### Supplied information
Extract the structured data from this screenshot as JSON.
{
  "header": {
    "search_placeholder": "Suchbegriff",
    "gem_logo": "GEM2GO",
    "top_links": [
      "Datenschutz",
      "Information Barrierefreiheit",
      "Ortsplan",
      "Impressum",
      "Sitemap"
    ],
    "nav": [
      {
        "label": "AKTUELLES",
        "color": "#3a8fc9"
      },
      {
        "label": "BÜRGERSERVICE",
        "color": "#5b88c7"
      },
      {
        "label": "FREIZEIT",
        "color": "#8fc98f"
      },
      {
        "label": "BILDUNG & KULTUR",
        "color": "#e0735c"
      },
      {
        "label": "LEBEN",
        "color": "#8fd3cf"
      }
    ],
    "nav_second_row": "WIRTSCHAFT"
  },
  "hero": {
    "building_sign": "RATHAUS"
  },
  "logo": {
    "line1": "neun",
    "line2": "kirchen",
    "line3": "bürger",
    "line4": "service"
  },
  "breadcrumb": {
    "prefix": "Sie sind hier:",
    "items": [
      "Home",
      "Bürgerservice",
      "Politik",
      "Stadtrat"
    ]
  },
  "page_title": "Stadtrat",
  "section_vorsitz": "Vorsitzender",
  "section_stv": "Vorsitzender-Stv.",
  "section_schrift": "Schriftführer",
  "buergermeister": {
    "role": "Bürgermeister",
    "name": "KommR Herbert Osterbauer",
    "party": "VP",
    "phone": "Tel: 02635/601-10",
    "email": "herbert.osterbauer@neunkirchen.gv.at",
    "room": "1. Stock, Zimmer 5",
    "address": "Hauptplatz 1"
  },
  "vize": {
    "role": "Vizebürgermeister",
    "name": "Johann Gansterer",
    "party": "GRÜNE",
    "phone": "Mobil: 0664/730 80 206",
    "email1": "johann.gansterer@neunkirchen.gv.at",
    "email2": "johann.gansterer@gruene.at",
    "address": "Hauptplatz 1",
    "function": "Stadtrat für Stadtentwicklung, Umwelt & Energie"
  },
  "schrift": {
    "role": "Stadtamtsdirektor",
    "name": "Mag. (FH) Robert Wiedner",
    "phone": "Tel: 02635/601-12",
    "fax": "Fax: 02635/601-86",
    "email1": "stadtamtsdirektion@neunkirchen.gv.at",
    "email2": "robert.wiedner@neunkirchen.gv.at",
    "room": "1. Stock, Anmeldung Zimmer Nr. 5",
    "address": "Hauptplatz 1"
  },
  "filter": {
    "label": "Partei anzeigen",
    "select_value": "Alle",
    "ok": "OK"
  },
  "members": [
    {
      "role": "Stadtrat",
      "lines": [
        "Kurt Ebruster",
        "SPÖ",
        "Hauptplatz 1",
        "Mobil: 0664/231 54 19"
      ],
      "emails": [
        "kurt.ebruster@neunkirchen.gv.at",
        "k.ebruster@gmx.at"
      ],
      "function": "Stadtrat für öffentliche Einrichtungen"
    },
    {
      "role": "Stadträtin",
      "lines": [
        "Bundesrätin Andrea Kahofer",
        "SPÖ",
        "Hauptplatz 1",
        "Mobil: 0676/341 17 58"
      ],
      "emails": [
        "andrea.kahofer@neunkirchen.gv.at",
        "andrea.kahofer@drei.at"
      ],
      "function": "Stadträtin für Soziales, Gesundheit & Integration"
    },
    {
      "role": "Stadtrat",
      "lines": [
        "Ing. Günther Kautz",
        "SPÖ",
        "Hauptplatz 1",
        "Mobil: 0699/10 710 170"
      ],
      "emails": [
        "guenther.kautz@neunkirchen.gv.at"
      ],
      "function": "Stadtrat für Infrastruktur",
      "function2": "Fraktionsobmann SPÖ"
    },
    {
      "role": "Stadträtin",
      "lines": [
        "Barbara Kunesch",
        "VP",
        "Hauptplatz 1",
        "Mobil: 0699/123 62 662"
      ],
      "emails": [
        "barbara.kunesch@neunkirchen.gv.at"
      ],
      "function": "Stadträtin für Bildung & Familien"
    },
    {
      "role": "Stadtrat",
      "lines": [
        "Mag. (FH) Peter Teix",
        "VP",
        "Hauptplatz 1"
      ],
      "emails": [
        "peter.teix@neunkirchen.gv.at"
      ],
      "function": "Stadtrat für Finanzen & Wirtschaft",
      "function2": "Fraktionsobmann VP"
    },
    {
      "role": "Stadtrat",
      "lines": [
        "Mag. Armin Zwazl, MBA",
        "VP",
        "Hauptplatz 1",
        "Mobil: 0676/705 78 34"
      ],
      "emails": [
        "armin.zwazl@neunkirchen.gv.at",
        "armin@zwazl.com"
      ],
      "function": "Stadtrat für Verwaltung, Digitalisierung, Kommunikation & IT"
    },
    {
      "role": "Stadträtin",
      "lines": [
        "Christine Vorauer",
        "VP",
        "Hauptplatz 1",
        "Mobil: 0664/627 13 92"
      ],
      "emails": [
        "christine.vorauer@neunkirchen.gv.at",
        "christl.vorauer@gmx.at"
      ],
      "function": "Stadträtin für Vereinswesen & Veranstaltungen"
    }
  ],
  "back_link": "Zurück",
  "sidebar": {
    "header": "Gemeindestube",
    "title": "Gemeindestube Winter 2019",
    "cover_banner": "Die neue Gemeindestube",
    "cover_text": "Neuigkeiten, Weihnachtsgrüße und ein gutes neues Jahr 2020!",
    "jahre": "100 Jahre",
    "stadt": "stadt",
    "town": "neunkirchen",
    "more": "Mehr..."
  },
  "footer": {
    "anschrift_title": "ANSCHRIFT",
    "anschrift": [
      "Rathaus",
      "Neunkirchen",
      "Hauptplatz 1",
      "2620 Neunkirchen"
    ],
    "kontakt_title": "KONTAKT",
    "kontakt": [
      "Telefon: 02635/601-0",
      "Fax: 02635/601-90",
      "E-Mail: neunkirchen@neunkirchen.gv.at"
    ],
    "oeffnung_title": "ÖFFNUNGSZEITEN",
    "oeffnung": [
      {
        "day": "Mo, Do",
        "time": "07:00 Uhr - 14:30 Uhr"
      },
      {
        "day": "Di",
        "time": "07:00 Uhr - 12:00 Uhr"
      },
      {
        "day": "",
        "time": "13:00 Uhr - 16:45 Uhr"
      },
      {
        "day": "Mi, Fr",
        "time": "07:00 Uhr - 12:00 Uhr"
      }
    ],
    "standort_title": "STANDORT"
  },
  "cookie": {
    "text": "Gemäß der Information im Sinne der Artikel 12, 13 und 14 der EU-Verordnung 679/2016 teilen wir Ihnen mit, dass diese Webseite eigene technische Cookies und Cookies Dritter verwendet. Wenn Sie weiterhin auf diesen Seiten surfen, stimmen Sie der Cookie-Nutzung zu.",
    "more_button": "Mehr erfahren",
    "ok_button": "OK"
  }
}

### Requirement
Return the full listing, character for character.

### Exercise result
Extract the structured data from this screenshot as JSON.
{
  "header": {
    "search_placeholder": "Suchbegriff",
    "gem_logo": "GEM2GO",
    "top_links": [
      "Datenschutz",
      "Information Barrierefreiheit",
      "Ortsplan",
      "Impressum",
      "Sitemap"
    ],
    "nav": [
      {
        "label": "AKTUELLES",
        "color": "#3a8fc9"
      },
      {
        "label": "BÜRGERSERVICE",
        "color": "#5b88c7"
      },
      {
        "label": "FREIZEIT",
        "color": "#8fc98f"
      },
      {
        "label": "BILDUNG & KULTUR",
        "color": "#e0735c"
      },
      {
        "label": "LEBEN",
        "color": "#8fd3cf"
      }
    ],
    "nav_second_row": "WIRTSCHAFT"
  },
  "hero": {
    "building_sign": "RATHAUS"
  },
  "logo": {
    "line1": "neun",
    "line2": "kirchen",
    "line3": "bürger",
    "line4": "service"
  },
  "breadcrumb": {
    "prefix": "Sie sind hier:",
    "items": [
      "Home",
      "Bürgerservice",
      "Politik",
      "Stadtrat"
    ]
  },
  "page_title": "Stadtrat",
  "section_vorsitz": "Vorsitzender",
  "section_stv": "Vorsitzender-Stv.",
  "section_schrift": "Schriftführer",
  "buergermeister": {
    "role": "Bürgermeister",
    "name": "KommR Herbert Osterbauer",
    "party": "VP",
    "phone": "Tel: 02635/601-10",
    "email": "herbert.osterbauer@neunkirchen.gv.at",
    "room": "1. Stock, Zimmer 5",
    "address": "Hauptplatz 1"
  },
  "vize": {
    "role": "Vizebürgermeister",
    "name": "Johann Gansterer",
    "party": "GRÜNE",
    "phone": "Mobil: 0664/730 80 206",
    "email1": "johann.gansterer@neunkirchen.gv.at",
    "email2": "johann.gansterer@gruene.at",
    "address": "Hauptplatz 1",
    "function": "Stadtrat für Stadtentwicklung, Umwelt & Energie"
  },
  "schrift": {
    "role": "Stadtamtsdirektor",
    "name": "Mag. (FH) Robert Wiedner",
    "phone": "Tel: 02635/601-12",
    "fax": "Fax: 02635/601-86",
    "email1": "stadtamtsdirektion@neunkirchen.gv.at",
    "email2": "robert.wiedner@neunkirchen.gv.at",
    "room": "1. Stock, Anmeldung Zimmer Nr. 5",
    "address": "Hauptplatz 1"
  },
  "filter": {
    "label": "Partei anzeigen",
    "select_value": "Alle",
    "ok": "OK"
  },
  "members": [
    {
      "role": "Stadtrat",
      "lines": [
        "Kurt Ebruster",
        "SPÖ",
        "Hauptplatz 1",
        "Mobil: 0664/231 54 19"
      ],
      "emails": [
        "kurt.ebruster@neunkirchen.gv.at",
        "k.ebruster@gmx.at"
      ],
      "function": "Stadtrat für öffentliche Einrichtungen"
    },
    {
      "role": "Stadträtin",
      "lines": [
        "Bundesrätin Andrea Kahofer",
        "SPÖ",
        "Hauptplatz 1",
        "Mobil: 0676/341 17 58"
      ],
      "emails": [
        "andrea.kahofer@neunkirchen.gv.at",
        "andrea.kahofer@drei.at"
      ],
      "function": "Stadträtin für Soziales, Gesundheit & Integration"
    },
    {
      "role": "Stadtrat",
      "lines": [
        "Ing. Günther Kautz",
        "SPÖ",
        "Hauptplatz 1",
        "Mobil: 0699/10 710 170"
      ],
      "emails": [
        "guenther.kautz@neunkirchen.gv.at"
      ],
      "function": "Stadtrat für Infrastruktur",
      "function2": "Fraktionsobmann SPÖ"
    },
    {
      "role": "Stadträtin",
      "lines": [
        "Barbara Kunesch",
        "VP",
        "Hauptplatz 1",
        "Mobil: 0699/123 62 662"
      ],
      "emails": [
        "barbara.kunesch@neunkirchen.gv.at"
      ],
      "function": "Stadträtin für Bildung & Familien"
    },
    {
      "role": "Stadtrat",
      "lines": [
        "Mag. (FH) Peter Teix",
        "VP",
        "Hauptplatz 1"
      ],
      "emails": [
        "peter.teix@neunkirchen.gv.at"
      ],
      "function": "Stadtrat für Finanzen & Wirtschaft",
      "function2": "Fraktionsobmann VP"
    },
    {
      "role": "Stadtrat",
      "lines": [
        "Mag. Armin Zwazl, MBA",
        "VP",
        "Hauptplatz 1",
        "Mobil: 0676/705 78 34"
      ],
      "emails": [
        "armin.zwazl@neunkirchen.gv.at",
        "armin@zwazl.com"
      ],
      "function": "Stadtrat für Verwaltung, Digitalisierung, Kommunikation & IT"
    },
    {
      "role": "Stadträtin",
      "lines": [
        "Christine Vorauer",
        "VP",
        "Hauptplatz 1",
        "Mobil: 0664/627 13 92"
      ],
      "emails": [
        "christine.vorauer@neunkirchen.gv.at",
        "christl.vorauer@gmx.at"
      ],
      "function": "Stadträtin für Vereinswesen & Veranstaltungen"
    }
  ],
  "back_link": "Zurück",
  "sidebar": {
    "header": "Gemeindestube",
    "title": "Gemeindestube Winter 2019",
    "cover_banner": "Die neue Gemeindestube",
    "cover_text": "Neuigkeiten, Weihnachtsgrüße und ein gutes neues Jahr 2020!",
    "jahre": "100 Jahre",
    "stadt": "stadt",
    "town": "neunkirchen",
    "more": "Mehr..."
  },
  "footer": {
    "anschrift_title": "ANSCHRIFT",
    "anschrift": [
      "Rathaus",
      "Neunkirchen",
      "Hauptplatz 1",
      "2620 Neunkirchen"
    ],
    "kontakt_title": "KONTAKT",
    "kontakt": [
      "Telefon: 02635/601-0",
      "Fax: 02635/601-90",
      "E-Mail: neunkirchen@neunkirchen.gv.at"
    ],
    "oeffnung_title": "ÖFFNUNGSZEITEN",
    "oeffnung": [
      {
        "day": "Mo, Do",
        "time": "07:00 Uhr - 14:30 Uhr"
      },
      {
        "day": "Di",
        "time": "07:00 Uhr - 12:00 Uhr"
      },
      {
        "day": "",
        "time": "13:00 Uhr - 16:45 Uhr"
      },
      {
        "day": "Mi, Fr",
        "time": "07:00 Uhr - 12:00 Uhr"
      }
    ],
    "standort_title": "STANDORT"
  },
  "cookie": {
    "text": "Gemäß der Information im Sinne der Artikel 12, 13 und 14 der EU-Verordnung 679/2016 teilen wir Ihnen mit, dass diese Webseite eigene technische Cookies und Cookies Dritter verwendet. Wenn Sie weiterhin auf diesen Seiten surfen, stimmen Sie der Cookie-Nutzung zu.",
    "more_button": "Mehr erfahren",
    "ok_button": "OK"
  }
}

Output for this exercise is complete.